## Begin SOURCE PASSAGE

August 1857-June 1858

The Collected Letters, Volume 33


TC TO JOHN FORSTER ; 17 June 1858; DOI: 10.1215/lt-18580617-TC-JF-01; CL 33: 241-243


Chelsea, 17 june, 1858—

Dear Forster,

Somehow I will see you before I go; but, alas, that beautiful plan cannot take effect. We are (on old promise, and after about 20 refusals) bound for the country1 from Saturday till monday:—country air is good; but the truth is, I am perfectly ruined by the heat and etceteras now summing themselves up; and all power of voluntary motion has as it were forsaken me. It is evident I shall not get away on monday: I will make an attempt on Montague Square2 again before departure.— As to the Chapman question, I assure myself that you are completely master of that already; and that you cannot go against my judgement in it while you follow your own.

## End SOURCE PASSAGE
## Begin DATASET EXCERPTS

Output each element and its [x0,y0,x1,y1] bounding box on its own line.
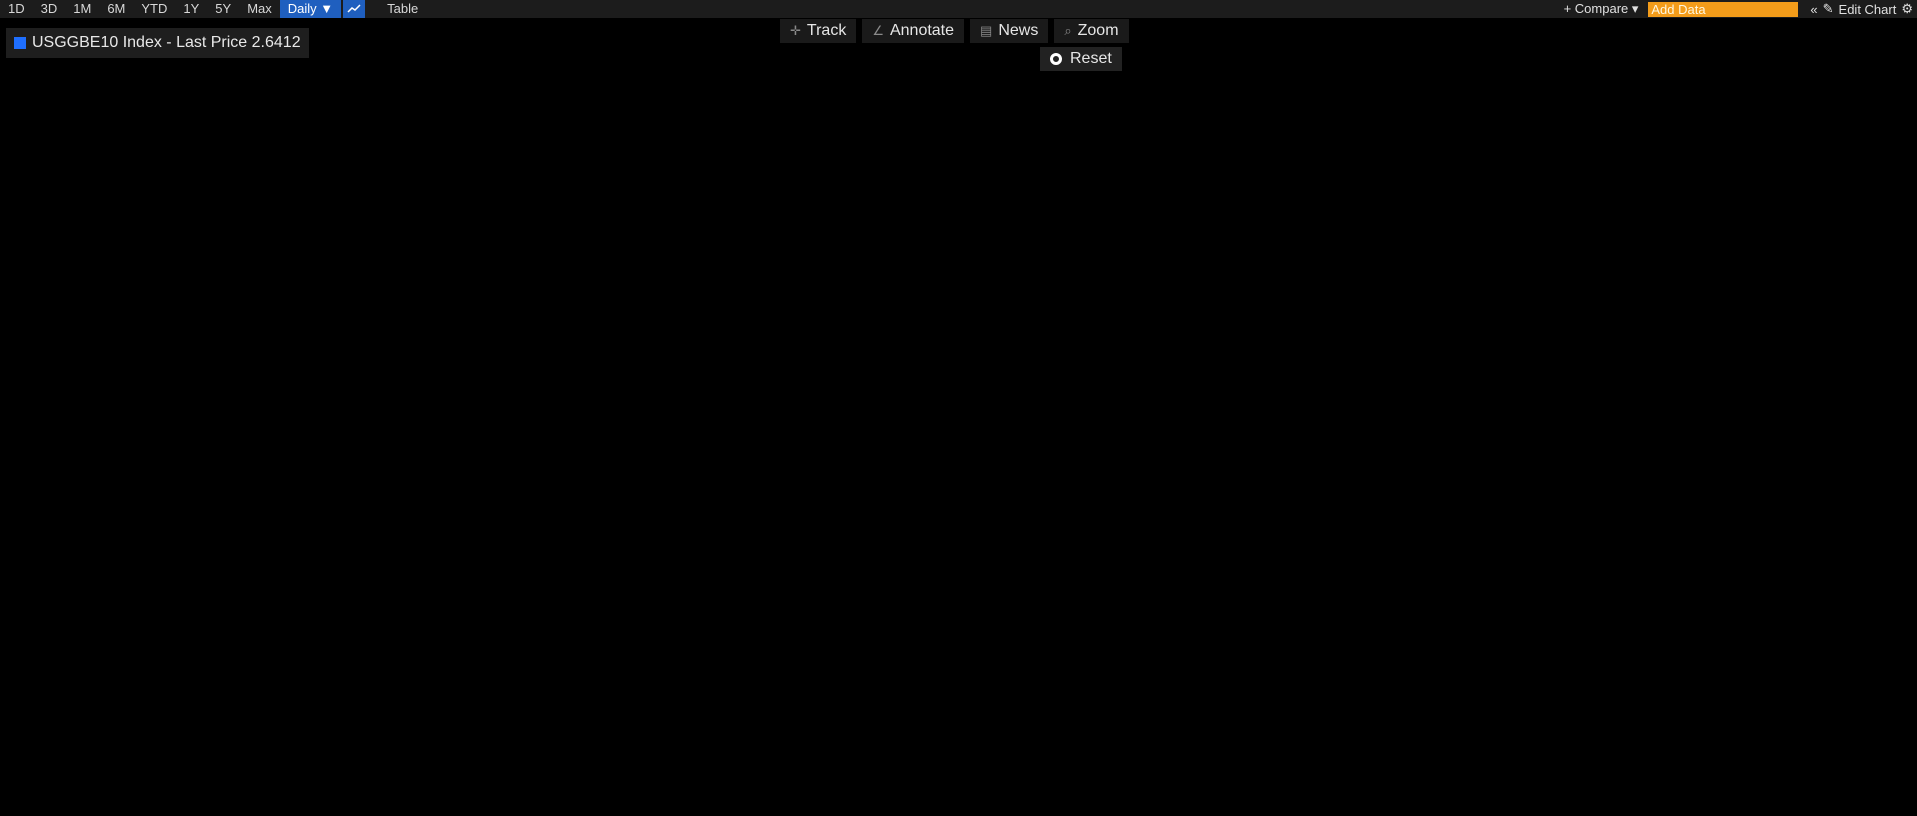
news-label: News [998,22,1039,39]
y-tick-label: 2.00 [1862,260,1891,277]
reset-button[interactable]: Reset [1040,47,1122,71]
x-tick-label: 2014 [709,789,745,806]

## End DATASET EXCERPTS

WHAT TO DO
a - In the letter to Forster, what does the writer say has forsaken him?
b - Extend the letter to Forster, picking up after its last sentence.

EXPECTED RESULTS
a - All power of voluntary motion has, as it were, forsaken him.

b -
I am busy getting some settlement affected about my Horse,—he must be off my hands for a few weeks on Friday night at latest; and the question is multiplex, highly unfit for solution by the like of me at this juncture. Horse, and many other beggarly questions of a like nature:—and I am just out, half-alive, from the Slough of Despond,3 temperature 82° in the shade; Thames River with a Stink worse than Acheron;4 a gilt Old-Clothes man5 ruling the Empire of Britain; and Beelzebub, so to speak, doing his will on Earth, with a clear working majority,—less power to him!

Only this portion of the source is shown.